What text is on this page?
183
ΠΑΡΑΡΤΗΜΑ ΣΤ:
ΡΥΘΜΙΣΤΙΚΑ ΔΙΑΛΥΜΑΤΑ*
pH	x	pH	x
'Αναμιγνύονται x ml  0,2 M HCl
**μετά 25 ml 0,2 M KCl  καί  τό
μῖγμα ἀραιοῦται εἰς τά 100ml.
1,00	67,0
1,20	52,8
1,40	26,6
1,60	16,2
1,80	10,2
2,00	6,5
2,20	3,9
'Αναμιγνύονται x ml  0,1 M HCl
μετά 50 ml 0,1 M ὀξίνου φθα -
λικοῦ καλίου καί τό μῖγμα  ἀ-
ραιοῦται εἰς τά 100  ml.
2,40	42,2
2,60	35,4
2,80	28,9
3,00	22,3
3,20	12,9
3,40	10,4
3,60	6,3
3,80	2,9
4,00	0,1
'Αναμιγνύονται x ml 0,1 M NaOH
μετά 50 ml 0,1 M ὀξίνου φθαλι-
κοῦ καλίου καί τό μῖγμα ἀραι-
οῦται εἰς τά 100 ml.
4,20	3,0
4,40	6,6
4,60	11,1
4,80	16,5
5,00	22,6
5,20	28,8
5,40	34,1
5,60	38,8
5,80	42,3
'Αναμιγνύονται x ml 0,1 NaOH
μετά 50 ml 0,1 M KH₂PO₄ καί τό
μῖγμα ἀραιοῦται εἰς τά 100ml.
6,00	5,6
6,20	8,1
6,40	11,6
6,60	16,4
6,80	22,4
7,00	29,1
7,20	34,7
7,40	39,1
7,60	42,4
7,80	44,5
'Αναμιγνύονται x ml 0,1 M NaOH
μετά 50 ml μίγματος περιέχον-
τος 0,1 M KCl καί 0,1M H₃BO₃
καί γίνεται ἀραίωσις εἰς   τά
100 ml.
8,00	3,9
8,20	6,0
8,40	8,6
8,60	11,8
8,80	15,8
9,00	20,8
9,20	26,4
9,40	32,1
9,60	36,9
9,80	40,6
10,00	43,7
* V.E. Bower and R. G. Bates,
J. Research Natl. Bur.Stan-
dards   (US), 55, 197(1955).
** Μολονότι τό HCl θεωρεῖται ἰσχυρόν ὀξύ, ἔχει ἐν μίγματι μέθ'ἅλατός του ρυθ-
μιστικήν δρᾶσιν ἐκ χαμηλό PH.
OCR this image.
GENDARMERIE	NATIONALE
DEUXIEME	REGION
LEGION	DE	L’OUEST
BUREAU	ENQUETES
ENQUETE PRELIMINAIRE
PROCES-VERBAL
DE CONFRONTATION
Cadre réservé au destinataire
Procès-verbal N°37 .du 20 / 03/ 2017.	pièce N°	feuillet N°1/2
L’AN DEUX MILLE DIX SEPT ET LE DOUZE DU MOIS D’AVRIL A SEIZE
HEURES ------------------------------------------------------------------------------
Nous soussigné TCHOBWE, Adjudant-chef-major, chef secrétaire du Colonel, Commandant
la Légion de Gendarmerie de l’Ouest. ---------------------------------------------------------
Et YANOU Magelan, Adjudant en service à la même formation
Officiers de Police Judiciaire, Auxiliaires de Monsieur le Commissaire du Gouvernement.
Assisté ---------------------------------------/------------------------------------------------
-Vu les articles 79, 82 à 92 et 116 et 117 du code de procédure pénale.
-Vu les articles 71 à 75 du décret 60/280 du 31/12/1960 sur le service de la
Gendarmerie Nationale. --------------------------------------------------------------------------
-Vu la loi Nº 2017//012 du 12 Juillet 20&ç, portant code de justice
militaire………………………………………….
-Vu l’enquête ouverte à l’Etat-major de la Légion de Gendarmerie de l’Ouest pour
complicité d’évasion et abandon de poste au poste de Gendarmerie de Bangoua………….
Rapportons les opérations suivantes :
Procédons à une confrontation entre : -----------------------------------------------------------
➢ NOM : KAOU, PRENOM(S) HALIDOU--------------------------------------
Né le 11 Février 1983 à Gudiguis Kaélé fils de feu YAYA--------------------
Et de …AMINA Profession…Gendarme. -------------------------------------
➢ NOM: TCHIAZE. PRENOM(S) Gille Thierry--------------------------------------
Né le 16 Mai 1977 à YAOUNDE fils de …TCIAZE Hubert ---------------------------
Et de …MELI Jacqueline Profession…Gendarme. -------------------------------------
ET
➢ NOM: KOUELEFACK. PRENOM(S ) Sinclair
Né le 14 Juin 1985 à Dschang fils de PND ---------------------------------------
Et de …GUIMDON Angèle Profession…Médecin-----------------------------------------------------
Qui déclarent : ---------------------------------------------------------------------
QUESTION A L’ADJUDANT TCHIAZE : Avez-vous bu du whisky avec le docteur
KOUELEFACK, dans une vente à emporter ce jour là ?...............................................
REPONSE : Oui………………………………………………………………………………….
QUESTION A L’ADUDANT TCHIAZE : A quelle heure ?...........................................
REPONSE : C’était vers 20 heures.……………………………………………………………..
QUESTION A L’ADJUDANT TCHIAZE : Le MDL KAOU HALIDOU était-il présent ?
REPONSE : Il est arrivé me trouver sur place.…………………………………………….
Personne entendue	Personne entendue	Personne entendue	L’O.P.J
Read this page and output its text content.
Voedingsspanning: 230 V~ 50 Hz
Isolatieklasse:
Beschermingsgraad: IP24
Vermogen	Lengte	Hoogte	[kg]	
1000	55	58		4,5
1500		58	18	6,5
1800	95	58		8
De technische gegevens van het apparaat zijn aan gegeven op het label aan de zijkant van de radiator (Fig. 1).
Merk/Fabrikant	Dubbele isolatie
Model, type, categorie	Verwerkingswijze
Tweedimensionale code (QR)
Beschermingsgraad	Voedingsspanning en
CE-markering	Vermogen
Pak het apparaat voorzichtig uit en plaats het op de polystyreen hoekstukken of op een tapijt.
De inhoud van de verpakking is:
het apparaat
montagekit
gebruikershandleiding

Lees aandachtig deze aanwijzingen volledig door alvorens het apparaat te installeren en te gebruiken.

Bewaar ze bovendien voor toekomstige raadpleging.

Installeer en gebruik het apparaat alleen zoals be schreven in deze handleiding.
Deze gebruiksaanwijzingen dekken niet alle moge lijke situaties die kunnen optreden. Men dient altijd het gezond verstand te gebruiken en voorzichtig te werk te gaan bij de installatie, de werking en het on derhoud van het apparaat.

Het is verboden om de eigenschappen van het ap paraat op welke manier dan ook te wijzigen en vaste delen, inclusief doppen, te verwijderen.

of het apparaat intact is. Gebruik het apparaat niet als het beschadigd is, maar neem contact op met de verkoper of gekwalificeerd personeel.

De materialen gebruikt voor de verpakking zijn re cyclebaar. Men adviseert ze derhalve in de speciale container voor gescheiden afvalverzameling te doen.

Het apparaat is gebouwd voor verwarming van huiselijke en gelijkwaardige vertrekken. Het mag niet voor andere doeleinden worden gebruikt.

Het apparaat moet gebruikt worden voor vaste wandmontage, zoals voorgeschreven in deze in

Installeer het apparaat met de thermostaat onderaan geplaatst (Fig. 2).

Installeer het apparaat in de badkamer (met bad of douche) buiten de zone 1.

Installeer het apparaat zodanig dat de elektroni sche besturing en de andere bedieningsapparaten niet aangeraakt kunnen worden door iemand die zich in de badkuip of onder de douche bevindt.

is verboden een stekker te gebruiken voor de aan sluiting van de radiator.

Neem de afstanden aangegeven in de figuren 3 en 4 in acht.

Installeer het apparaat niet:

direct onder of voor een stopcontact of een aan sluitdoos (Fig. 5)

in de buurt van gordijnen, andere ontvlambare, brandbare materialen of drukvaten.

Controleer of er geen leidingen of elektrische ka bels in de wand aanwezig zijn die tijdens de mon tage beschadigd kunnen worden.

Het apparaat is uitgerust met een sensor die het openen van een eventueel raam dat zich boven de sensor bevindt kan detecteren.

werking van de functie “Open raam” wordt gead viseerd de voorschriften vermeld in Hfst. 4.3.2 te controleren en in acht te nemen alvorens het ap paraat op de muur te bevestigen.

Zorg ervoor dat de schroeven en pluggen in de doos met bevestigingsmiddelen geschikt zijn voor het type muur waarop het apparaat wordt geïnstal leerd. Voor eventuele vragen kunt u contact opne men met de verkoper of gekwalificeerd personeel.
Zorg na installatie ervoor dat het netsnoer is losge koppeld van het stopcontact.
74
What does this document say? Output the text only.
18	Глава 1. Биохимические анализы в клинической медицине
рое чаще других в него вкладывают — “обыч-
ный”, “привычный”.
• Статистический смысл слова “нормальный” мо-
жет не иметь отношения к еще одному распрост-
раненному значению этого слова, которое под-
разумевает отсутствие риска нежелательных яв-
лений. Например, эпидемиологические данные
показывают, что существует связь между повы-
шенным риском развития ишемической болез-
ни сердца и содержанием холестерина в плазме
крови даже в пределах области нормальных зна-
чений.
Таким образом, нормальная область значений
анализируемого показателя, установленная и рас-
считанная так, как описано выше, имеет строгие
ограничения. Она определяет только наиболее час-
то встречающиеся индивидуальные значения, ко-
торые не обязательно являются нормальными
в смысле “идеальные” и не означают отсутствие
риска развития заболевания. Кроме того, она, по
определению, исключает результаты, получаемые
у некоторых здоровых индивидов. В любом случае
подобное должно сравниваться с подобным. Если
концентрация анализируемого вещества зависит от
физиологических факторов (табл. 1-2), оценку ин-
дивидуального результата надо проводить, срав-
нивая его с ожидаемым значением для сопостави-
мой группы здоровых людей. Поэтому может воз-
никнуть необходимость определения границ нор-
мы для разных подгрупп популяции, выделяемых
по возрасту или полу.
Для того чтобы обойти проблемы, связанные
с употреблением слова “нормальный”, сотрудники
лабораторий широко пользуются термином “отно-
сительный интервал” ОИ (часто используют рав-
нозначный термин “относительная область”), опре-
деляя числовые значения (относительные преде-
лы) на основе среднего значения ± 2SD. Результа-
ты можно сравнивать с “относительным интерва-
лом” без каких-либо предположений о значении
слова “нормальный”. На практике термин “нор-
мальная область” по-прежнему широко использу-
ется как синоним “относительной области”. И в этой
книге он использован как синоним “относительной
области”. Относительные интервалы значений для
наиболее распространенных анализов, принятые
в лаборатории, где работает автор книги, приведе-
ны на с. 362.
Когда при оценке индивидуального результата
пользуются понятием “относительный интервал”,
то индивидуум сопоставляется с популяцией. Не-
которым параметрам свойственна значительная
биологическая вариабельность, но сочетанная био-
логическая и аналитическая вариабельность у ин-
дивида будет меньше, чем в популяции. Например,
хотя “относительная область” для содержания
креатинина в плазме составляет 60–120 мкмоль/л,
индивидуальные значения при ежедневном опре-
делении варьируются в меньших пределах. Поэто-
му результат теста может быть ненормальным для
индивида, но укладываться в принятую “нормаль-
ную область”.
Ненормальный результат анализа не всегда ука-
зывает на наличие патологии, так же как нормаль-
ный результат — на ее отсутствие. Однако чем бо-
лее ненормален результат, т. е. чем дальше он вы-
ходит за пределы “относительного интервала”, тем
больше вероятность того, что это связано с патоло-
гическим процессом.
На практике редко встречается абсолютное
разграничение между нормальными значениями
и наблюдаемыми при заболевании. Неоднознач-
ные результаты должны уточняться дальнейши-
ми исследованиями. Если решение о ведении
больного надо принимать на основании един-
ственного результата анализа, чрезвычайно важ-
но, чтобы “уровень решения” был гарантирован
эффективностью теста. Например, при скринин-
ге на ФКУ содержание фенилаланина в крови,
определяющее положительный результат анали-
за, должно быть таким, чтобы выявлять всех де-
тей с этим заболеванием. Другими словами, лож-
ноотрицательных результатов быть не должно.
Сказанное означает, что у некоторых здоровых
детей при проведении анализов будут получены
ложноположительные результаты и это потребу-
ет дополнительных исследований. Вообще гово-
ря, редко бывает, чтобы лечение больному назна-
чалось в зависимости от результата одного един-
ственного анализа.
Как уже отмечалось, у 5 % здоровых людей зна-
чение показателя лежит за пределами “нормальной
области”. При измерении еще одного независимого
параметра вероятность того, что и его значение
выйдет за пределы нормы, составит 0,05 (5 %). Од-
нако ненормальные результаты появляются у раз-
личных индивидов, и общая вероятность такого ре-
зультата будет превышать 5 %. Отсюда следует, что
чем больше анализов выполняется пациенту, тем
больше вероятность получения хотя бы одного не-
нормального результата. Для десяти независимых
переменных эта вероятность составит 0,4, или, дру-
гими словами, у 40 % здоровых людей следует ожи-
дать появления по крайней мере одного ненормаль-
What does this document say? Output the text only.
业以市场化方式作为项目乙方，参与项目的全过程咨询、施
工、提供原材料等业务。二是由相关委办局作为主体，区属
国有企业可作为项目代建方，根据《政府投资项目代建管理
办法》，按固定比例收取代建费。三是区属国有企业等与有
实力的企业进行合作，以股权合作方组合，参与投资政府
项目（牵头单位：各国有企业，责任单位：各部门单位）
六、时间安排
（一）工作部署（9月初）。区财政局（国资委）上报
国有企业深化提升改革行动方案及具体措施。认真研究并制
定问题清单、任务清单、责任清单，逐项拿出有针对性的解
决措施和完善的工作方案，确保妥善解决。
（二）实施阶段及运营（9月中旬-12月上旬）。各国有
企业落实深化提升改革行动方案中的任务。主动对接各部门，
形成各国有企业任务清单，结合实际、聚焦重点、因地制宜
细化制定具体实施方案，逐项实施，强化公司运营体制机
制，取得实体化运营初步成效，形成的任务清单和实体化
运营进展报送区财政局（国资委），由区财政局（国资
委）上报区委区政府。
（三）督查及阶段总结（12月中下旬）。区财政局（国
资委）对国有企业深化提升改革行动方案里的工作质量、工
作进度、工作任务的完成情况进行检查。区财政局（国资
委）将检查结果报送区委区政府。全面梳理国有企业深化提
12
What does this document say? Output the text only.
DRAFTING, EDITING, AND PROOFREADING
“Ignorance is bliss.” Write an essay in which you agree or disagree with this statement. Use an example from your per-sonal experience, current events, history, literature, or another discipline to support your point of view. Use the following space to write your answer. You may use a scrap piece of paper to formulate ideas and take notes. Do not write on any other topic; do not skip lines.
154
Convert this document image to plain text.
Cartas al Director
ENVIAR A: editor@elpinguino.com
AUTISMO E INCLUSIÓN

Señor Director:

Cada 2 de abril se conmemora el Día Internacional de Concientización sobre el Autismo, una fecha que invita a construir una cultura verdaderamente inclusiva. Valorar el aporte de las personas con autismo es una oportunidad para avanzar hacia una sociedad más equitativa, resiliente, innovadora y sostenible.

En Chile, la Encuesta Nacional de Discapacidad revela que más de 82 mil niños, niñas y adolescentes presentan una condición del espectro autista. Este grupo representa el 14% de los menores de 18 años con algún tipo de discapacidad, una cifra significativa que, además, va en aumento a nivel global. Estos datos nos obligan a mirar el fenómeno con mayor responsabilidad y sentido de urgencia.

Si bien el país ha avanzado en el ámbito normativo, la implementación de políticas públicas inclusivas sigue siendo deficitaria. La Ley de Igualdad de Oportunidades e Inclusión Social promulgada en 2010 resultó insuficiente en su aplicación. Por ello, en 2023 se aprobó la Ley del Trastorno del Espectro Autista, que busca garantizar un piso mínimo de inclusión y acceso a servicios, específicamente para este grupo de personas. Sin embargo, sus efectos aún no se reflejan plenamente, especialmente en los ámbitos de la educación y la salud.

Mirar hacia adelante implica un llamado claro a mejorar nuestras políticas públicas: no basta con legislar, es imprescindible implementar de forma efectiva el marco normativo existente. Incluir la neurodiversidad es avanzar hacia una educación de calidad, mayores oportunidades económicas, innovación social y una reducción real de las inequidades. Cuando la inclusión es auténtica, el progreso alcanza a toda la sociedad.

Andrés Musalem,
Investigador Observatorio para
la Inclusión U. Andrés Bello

..............................

→ **To be done**
Above are the records; copy every line in them that holds the word "составит".

→ **Finished answer**
выйдет за пределы нормы, составит 0,05 (5 %). Од-
переменных эта вероятность составит 0,4, или, дру-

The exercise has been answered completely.